▶ **Task description**: Pick out every line of the entries below where "粤教高函" occurs, and copy those lines.

▶ **Records shown**:
*-*-*

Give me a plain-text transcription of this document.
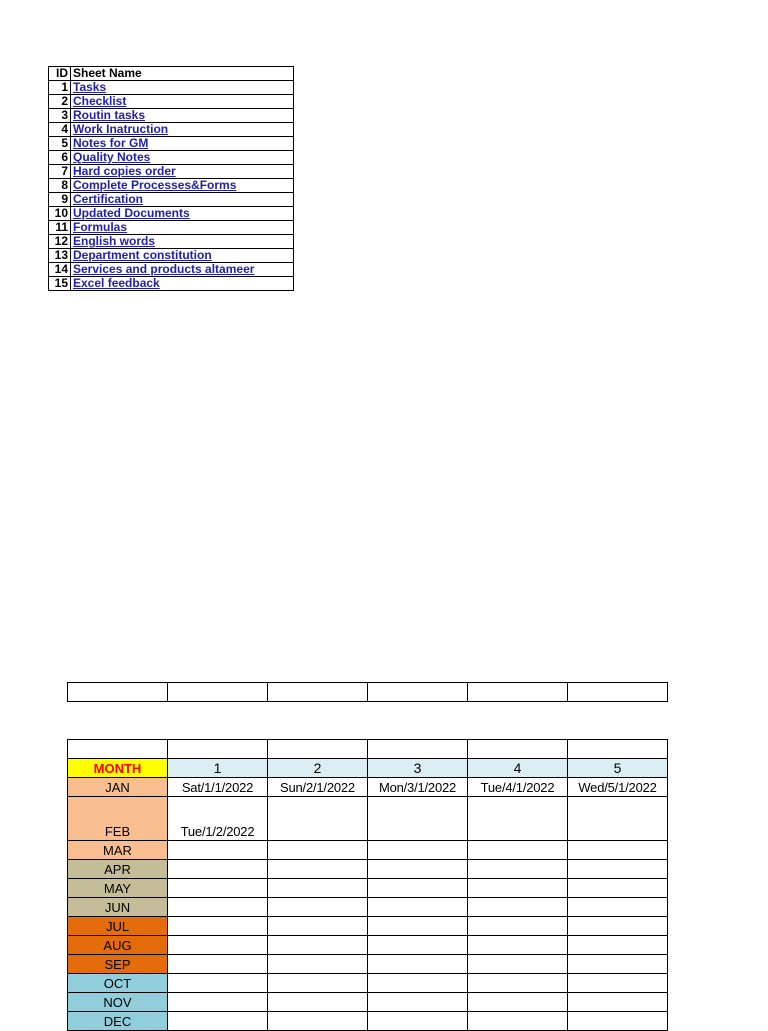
ID	Sheet Name
1	Tasks
2	Checklist
3	Routin tasks
4	Work Inatruction
5	Notes for GM
6	Quality Notes
7	Hard copies order
8	Complete Processes&Forms
9	Certification
10	Updated Documents
11	Formulas
12	English words
13	Department constitution
14	Services and products altameer
15	Excel feedback

MONTH	1	2	3	4	5
JAN	Sat/1/1/2022	Sun/2/1/2022	Mon/3/1/2022	Tue/4/1/2022	Wed/5/1/2022
FEB	Tue/1/2/2022				
MAR					
APR					
MAY					
JUN					
JUL					
AUG					
SEP					
OCT					
NOV					
DEC					
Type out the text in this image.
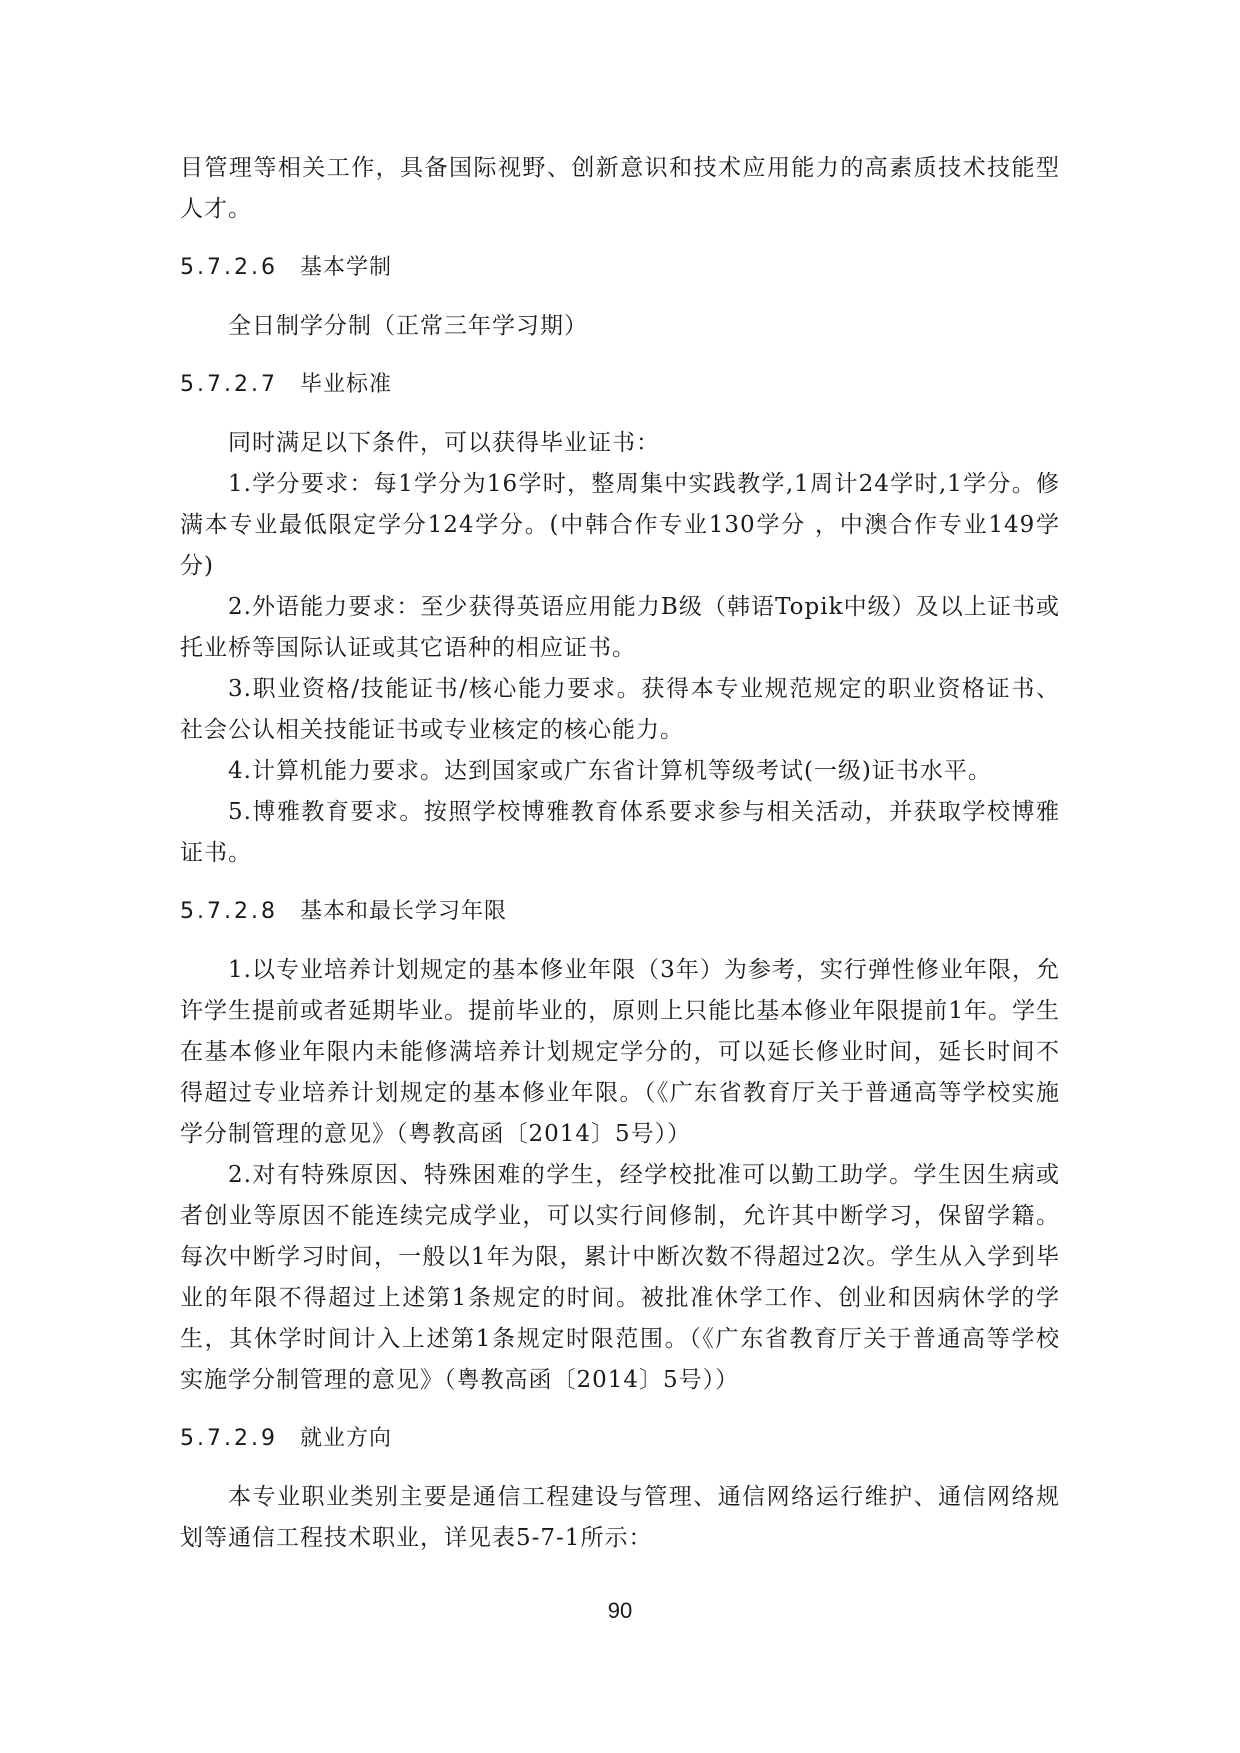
目管理等相关工作，具备国际视野、创新意识和技术应用能力的高素质技术技能型人才。

5.7.2.6 基本学制

全日制学分制（正常三年学习期）

5.7.2.7 毕业标准

同时满足以下条件，可以获得毕业证书：

1.学分要求：每1学分为16学时，整周集中实践教学,1周计24学时,1学分。修满本专业最低限定学分124学分。(中韩合作专业130学分 ，中澳合作专业149学分)

2.外语能力要求：至少获得英语应用能力B级（韩语Topik中级）及以上证书或托业桥等国际认证或其它语种的相应证书。

3.职业资格/技能证书/核心能力要求。获得本专业规范规定的职业资格证书、社会公认相关技能证书或专业核定的核心能力。

4.计算机能力要求。达到国家或广东省计算机等级考试(一级)证书水平。

5.博雅教育要求。按照学校博雅教育体系要求参与相关活动，并获取学校博雅证书。

5.7.2.8 基本和最长学习年限

1.以专业培养计划规定的基本修业年限（3年）为参考，实行弹性修业年限，允许学生提前或者延期毕业。提前毕业的，原则上只能比基本修业年限提前1年。学生在基本修业年限内未能修满培养计划规定学分的，可以延长修业时间，延长时间不得超过专业培养计划规定的基本修业年限。（《广东省教育厅关于普通高等学校实施学分制管理的意见》（粤教高函〔2014〕5号））

2.对有特殊原因、特殊困难的学生，经学校批准可以勤工助学。学生因生病或者创业等原因不能连续完成学业，可以实行间修制，允许其中断学习，保留学籍。每次中断学习时间，一般以1年为限，累计中断次数不得超过2次。学生从入学到毕业的年限不得超过上述第1条规定的时间。被批准休学工作、创业和因病休学的学生，其休学时间计入上述第1条规定时限范围。（《广东省教育厅关于普通高等学校实施学分制管理的意见》（粤教高函〔2014〕5号））

5.7.2.9 就业方向

本专业职业类别主要是通信工程建设与管理、通信网络运行维护、通信网络规划等通信工程技术职业，详见表5-7-1所示：

90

*-*-*

▶ **Full output**:
1.以专业培养计划规定的基本修业年限（3年）为参考，实行弹性修业年限，允许学生提前或者延期毕业。提前毕业的，原则上只能比基本修业年限提前1年。学生在基本修业年限内未能修满培养计划规定学分的，可以延长修业时间，延长时间不得超过专业培养计划规定的基本修业年限。（《广东省教育厅关于普通高等学校实施学分制管理的意见》（粤教高函〔2014〕5号））
2.对有特殊原因、特殊困难的学生，经学校批准可以勤工助学。学生因生病或者创业等原因不能连续完成学业，可以实行间修制，允许其中断学习，保留学籍。每次中断学习时间，一般以1年为限，累计中断次数不得超过2次。学生从入学到毕业的年限不得超过上述第1条规定的时间。被批准休学工作、创业和因病休学的学生，其休学时间计入上述第1条规定时限范围。（《广东省教育厅关于普通高等学校实施学分制管理的意见》（粤教高函〔2014〕5号））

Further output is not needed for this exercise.